[Stored data]
---------------

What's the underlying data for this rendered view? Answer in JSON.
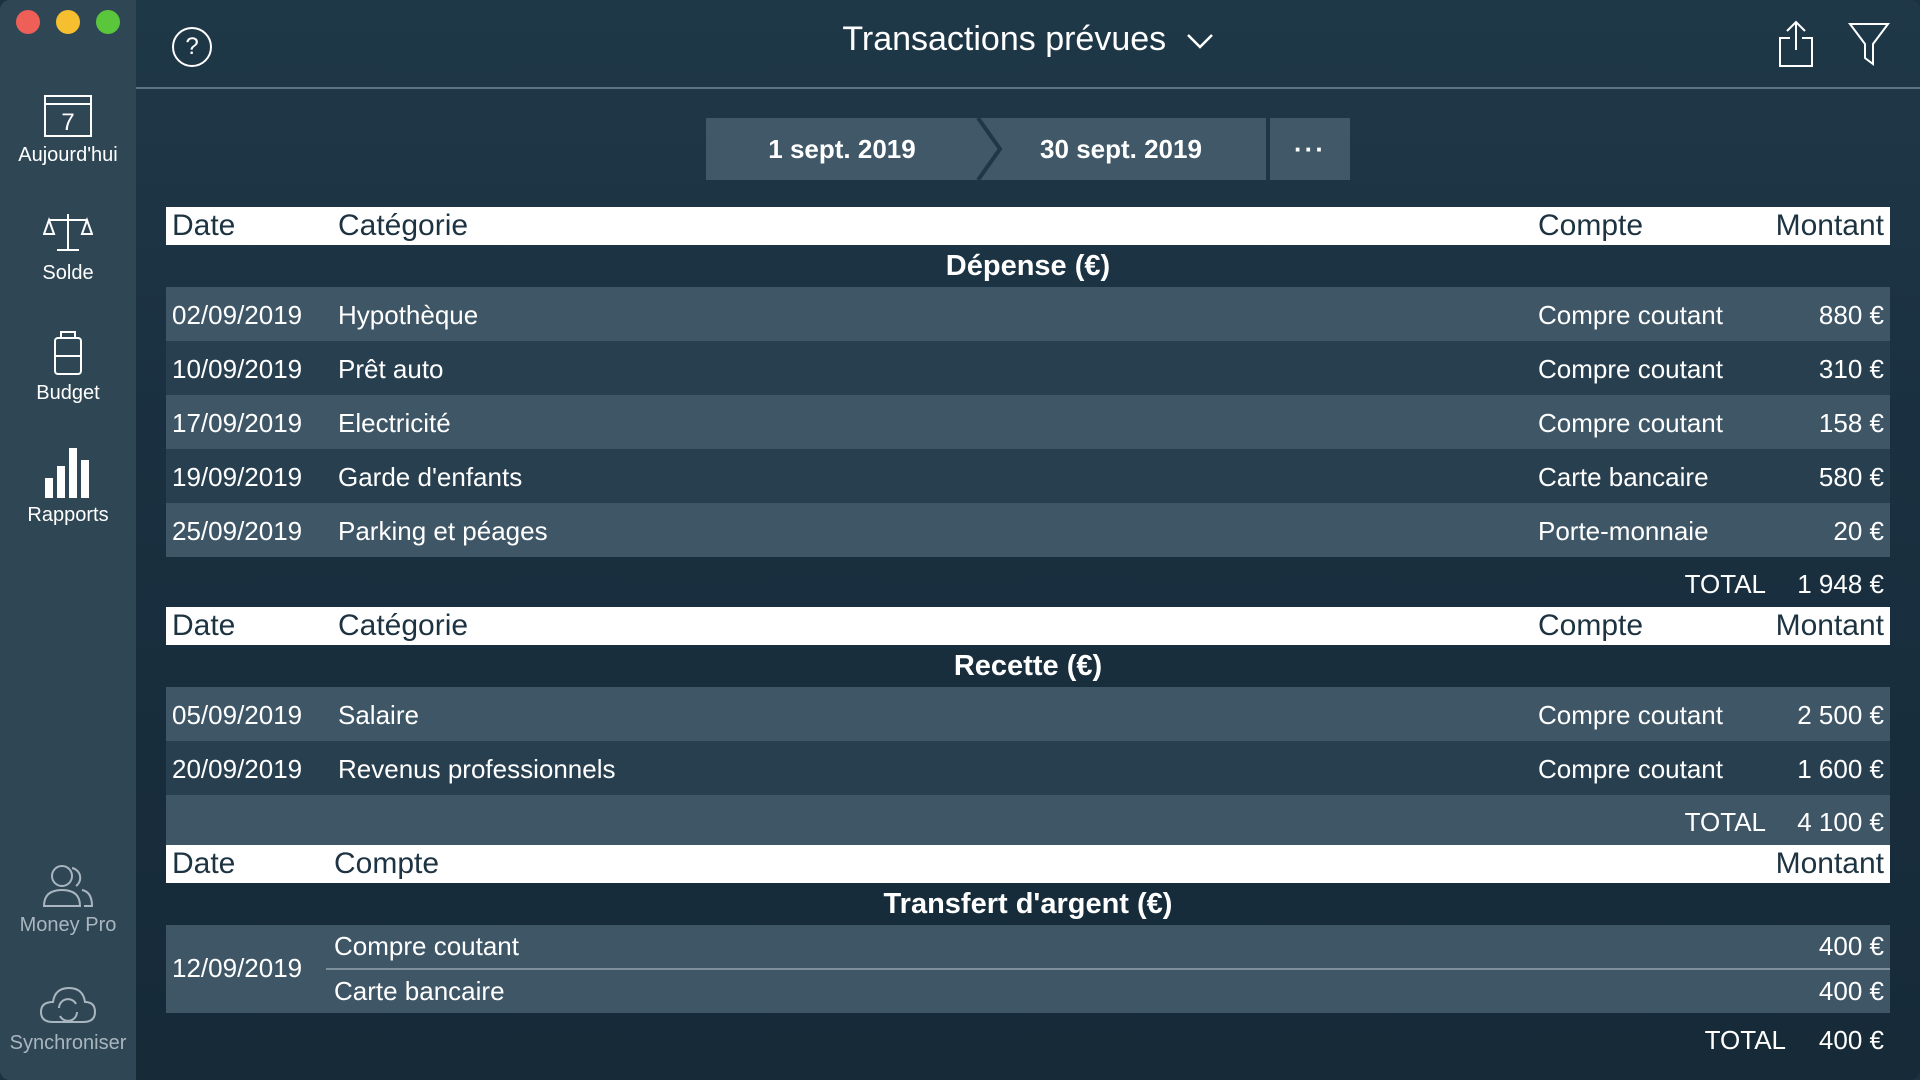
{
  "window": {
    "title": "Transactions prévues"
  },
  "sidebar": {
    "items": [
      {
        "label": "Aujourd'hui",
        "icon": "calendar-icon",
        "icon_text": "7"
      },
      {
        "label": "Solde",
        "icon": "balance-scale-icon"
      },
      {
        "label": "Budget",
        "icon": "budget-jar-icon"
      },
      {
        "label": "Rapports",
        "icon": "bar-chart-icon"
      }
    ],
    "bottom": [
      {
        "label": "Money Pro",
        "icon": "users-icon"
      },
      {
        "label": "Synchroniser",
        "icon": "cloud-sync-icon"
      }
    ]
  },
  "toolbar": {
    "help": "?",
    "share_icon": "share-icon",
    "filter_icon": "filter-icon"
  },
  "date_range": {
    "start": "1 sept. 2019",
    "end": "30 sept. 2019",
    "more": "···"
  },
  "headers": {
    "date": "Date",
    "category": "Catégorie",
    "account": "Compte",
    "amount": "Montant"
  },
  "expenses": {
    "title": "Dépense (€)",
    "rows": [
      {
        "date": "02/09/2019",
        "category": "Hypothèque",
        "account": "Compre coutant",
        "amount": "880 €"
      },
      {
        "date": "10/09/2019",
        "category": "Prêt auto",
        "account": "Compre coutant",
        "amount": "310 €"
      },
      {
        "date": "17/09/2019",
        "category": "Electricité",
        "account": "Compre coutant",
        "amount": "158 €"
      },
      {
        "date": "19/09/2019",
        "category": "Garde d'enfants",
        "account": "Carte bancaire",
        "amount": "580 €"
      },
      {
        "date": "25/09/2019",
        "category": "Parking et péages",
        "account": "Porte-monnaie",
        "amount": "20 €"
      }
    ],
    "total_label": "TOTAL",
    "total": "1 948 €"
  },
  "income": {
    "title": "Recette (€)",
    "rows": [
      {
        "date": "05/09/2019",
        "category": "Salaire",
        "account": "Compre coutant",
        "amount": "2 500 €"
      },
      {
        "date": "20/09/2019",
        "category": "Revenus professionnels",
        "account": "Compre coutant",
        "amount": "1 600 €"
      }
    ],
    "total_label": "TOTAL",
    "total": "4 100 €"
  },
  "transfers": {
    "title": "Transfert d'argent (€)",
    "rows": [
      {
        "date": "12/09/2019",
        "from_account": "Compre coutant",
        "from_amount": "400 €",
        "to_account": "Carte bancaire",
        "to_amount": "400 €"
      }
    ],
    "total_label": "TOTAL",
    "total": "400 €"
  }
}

---------------

- _WORK TO BE COMPLETED_:
Give every record again exactly, apart from the pictures, which stay out.

- _CORRECT ANSWER_:
What's the underlying data for this rendered view? Answer in JSON.
{
  "window": {
    "title": "Transactions prévues"
  },
  "sidebar": {
    "items": [
      {
        "label": "Aujourd'hui",
        "icon": "calendar-icon",
        "icon_text": "7"
      },
      {
        "label": "Solde",
        "icon": "balance-scale-icon"
      },
      {
        "label": "Budget",
        "icon": "budget-jar-icon"
      },
      {
        "label": "Rapports",
        "icon": "bar-chart-icon"
      }
    ],
    "bottom": [
      {
        "label": "Money Pro",
        "icon": "users-icon"
      },
      {
        "label": "Synchroniser",
        "icon": "cloud-sync-icon"
      }
    ]
  },
  "toolbar": {
    "help": "?",
    "share_icon": "share-icon",
    "filter_icon": "filter-icon"
  },
  "date_range": {
    "start": "1 sept. 2019",
    "end": "30 sept. 2019",
    "more": "···"
  },
  "headers": {
    "date": "Date",
    "category": "Catégorie",
    "account": "Compte",
    "amount": "Montant"
  },
  "expenses": {
    "title": "Dépense (€)",
    "rows": [
      {
        "date": "02/09/2019",
        "category": "Hypothèque",
        "account": "Compre coutant",
        "amount": "880 €"
      },
      {
        "date": "10/09/2019",
        "category": "Prêt auto",
        "account": "Compre coutant",
        "amount": "310 €"
      },
      {
        "date": "17/09/2019",
        "category": "Electricité",
        "account": "Compre coutant",
        "amount": "158 €"
      },
      {
        "date": "19/09/2019",
        "category": "Garde d'enfants",
        "account": "Carte bancaire",
        "amount": "580 €"
      },
      {
        "date": "25/09/2019",
        "category": "Parking et péages",
        "account": "Porte-monnaie",
        "amount": "20 €"
      }
    ],
    "total_label": "TOTAL",
    "total": "1 948 €"
  },
  "income": {
    "title": "Recette (€)",
    "rows": [
      {
        "date": "05/09/2019",
        "category": "Salaire",
        "account": "Compre coutant",
        "amount": "2 500 €"
      },
      {
        "date": "20/09/2019",
        "category": "Revenus professionnels",
        "account": "Compre coutant",
        "amount": "1 600 €"
      }
    ],
    "total_label": "TOTAL",
    "total": "4 100 €"
  },
  "transfers": {
    "title": "Transfert d'argent (€)",
    "rows": [
      {
        "date": "12/09/2019",
        "from_account": "Compre coutant",
        "from_amount": "400 €",
        "to_account": "Carte bancaire",
        "to_amount": "400 €"
      }
    ],
    "total_label": "TOTAL",
    "total": "400 €"
  }
}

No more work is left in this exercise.